- _TO DO_
Copy out all the records exactly.

- _PROVIDED ENTRIES_
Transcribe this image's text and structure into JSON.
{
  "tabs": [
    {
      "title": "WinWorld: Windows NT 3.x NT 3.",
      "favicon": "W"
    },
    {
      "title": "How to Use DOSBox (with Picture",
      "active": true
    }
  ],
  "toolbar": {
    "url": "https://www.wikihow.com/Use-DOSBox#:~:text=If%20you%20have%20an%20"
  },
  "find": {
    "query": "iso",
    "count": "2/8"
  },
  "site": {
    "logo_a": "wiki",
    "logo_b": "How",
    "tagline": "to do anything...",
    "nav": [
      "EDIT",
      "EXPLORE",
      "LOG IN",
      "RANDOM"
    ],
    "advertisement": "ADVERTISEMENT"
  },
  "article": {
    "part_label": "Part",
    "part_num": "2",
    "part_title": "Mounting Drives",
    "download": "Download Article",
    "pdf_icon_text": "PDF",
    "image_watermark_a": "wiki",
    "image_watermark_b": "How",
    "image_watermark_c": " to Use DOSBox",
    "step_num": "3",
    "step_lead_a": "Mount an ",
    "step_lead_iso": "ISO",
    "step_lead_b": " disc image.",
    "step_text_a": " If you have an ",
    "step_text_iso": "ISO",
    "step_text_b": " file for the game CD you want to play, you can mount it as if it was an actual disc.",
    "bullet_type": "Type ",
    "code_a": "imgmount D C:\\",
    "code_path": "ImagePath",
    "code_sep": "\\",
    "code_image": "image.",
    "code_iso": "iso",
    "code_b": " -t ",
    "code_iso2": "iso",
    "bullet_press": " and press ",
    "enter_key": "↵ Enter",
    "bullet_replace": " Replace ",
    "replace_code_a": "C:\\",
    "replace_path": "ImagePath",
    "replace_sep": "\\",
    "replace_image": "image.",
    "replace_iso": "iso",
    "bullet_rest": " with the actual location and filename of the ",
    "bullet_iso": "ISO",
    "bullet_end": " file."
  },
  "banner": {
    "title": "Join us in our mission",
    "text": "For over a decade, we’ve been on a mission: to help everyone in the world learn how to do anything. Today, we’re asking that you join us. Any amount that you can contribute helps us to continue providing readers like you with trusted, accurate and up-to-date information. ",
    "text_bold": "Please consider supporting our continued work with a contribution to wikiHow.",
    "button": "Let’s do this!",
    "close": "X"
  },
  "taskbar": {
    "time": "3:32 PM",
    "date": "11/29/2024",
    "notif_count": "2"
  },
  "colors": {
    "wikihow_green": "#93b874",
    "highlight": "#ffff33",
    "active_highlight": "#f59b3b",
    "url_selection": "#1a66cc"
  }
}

- _THE RESULT_
Transcribe this image's text and structure into JSON.
{
  "tabs": [
    {
      "title": "WinWorld: Windows NT 3.x NT 3.",
      "favicon": "W"
    },
    {
      "title": "How to Use DOSBox (with Picture",
      "active": true
    }
  ],
  "toolbar": {
    "url": "https://www.wikihow.com/Use-DOSBox#:~:text=If%20you%20have%20an%20"
  },
  "find": {
    "query": "iso",
    "count": "2/8"
  },
  "site": {
    "logo_a": "wiki",
    "logo_b": "How",
    "tagline": "to do anything...",
    "nav": [
      "EDIT",
      "EXPLORE",
      "LOG IN",
      "RANDOM"
    ],
    "advertisement": "ADVERTISEMENT"
  },
  "article": {
    "part_label": "Part",
    "part_num": "2",
    "part_title": "Mounting Drives",
    "download": "Download Article",
    "pdf_icon_text": "PDF",
    "image_watermark_a": "wiki",
    "image_watermark_b": "How",
    "image_watermark_c": " to Use DOSBox",
    "step_num": "3",
    "step_lead_a": "Mount an ",
    "step_lead_iso": "ISO",
    "step_lead_b": " disc image.",
    "step_text_a": " If you have an ",
    "step_text_iso": "ISO",
    "step_text_b": " file for the game CD you want to play, you can mount it as if it was an actual disc.",
    "bullet_type": "Type ",
    "code_a": "imgmount D C:\\",
    "code_path": "ImagePath",
    "code_sep": "\\",
    "code_image": "image.",
    "code_iso": "iso",
    "code_b": " -t ",
    "code_iso2": "iso",
    "bullet_press": " and press ",
    "enter_key": "↵ Enter",
    "bullet_replace": " Replace ",
    "replace_code_a": "C:\\",
    "replace_path": "ImagePath",
    "replace_sep": "\\",
    "replace_image": "image.",
    "replace_iso": "iso",
    "bullet_rest": " with the actual location and filename of the ",
    "bullet_iso": "ISO",
    "bullet_end": " file."
  },
  "banner": {
    "title": "Join us in our mission",
    "text": "For over a decade, we’ve been on a mission: to help everyone in the world learn how to do anything. Today, we’re asking that you join us. Any amount that you can contribute helps us to continue providing readers like you with trusted, accurate and up-to-date information. ",
    "text_bold": "Please consider supporting our continued work with a contribution to wikiHow.",
    "button": "Let’s do this!",
    "close": "X"
  },
  "taskbar": {
    "time": "3:32 PM",
    "date": "11/29/2024",
    "notif_count": "2"
  },
  "colors": {
    "wikihow_green": "#93b874",
    "highlight": "#ffff33",
    "active_highlight": "#f59b3b",
    "url_selection": "#1a66cc"
  }
}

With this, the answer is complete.